▶ **TASK TO CARRY OUT**: Count the lines in the data below that contain the string "sales". Reply with the number alone.

─── SUPPLIED ENTRIES ───

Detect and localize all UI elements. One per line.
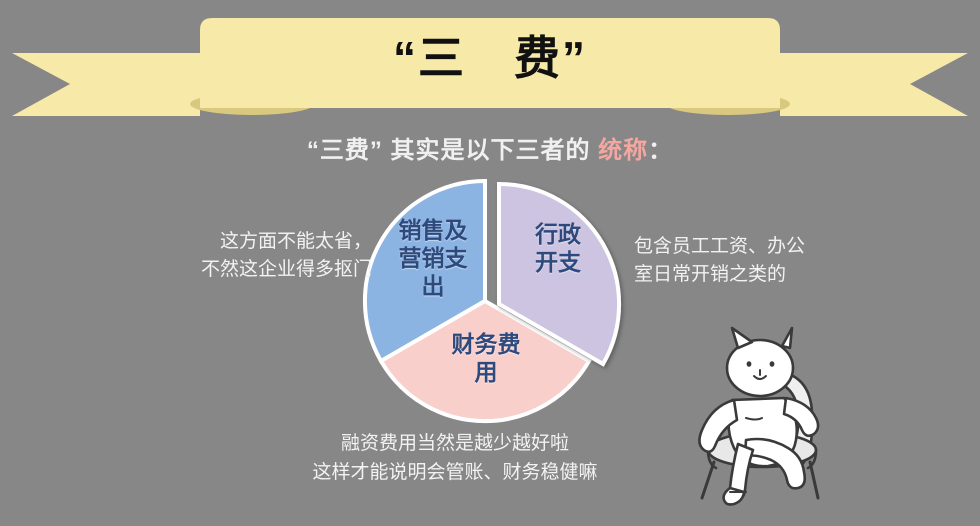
banner-title-text: “三 费” xyxy=(0,30,980,88)
annotation-finance: 融资费用当然是越少越好啦 这样才能说明会管账、财务稳健嘛 xyxy=(240,430,670,487)
subtitle-accent: 统称 xyxy=(598,137,648,164)
pie-chart: 销售及 营销支 出 行政 开支 财务费 用 xyxy=(352,168,642,430)
cat-illustration xyxy=(686,322,842,508)
pie-label-sales: 销售及 营销支 出 xyxy=(384,216,482,300)
pie-label-admin: 行政 开支 xyxy=(517,220,599,276)
annotation-admin: 包含员工工资、办公 室日常开销之类的 xyxy=(634,233,844,288)
slide-canvas: “三 费” “三费” 其实是以下三者的 统称： 销售及 营销支 出 行政 开支 … xyxy=(0,0,980,526)
title-banner: “三 费” xyxy=(0,8,980,120)
subtitle-lead: “三费” 其实是以下三者的 xyxy=(307,137,598,164)
subtitle-tail: ： xyxy=(648,137,673,164)
subtitle: “三费” 其实是以下三者的 统称： xyxy=(0,130,980,165)
pie-label-finance: 财务费 用 xyxy=(430,330,542,386)
annotation-sales: 这方面不能太省， 不然这企业得多抠门 xyxy=(152,228,372,283)
cat-in-chair-icon xyxy=(686,322,842,508)
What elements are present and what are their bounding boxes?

───

▶ **SOLUTION FOR THIS PROBLEM**: 2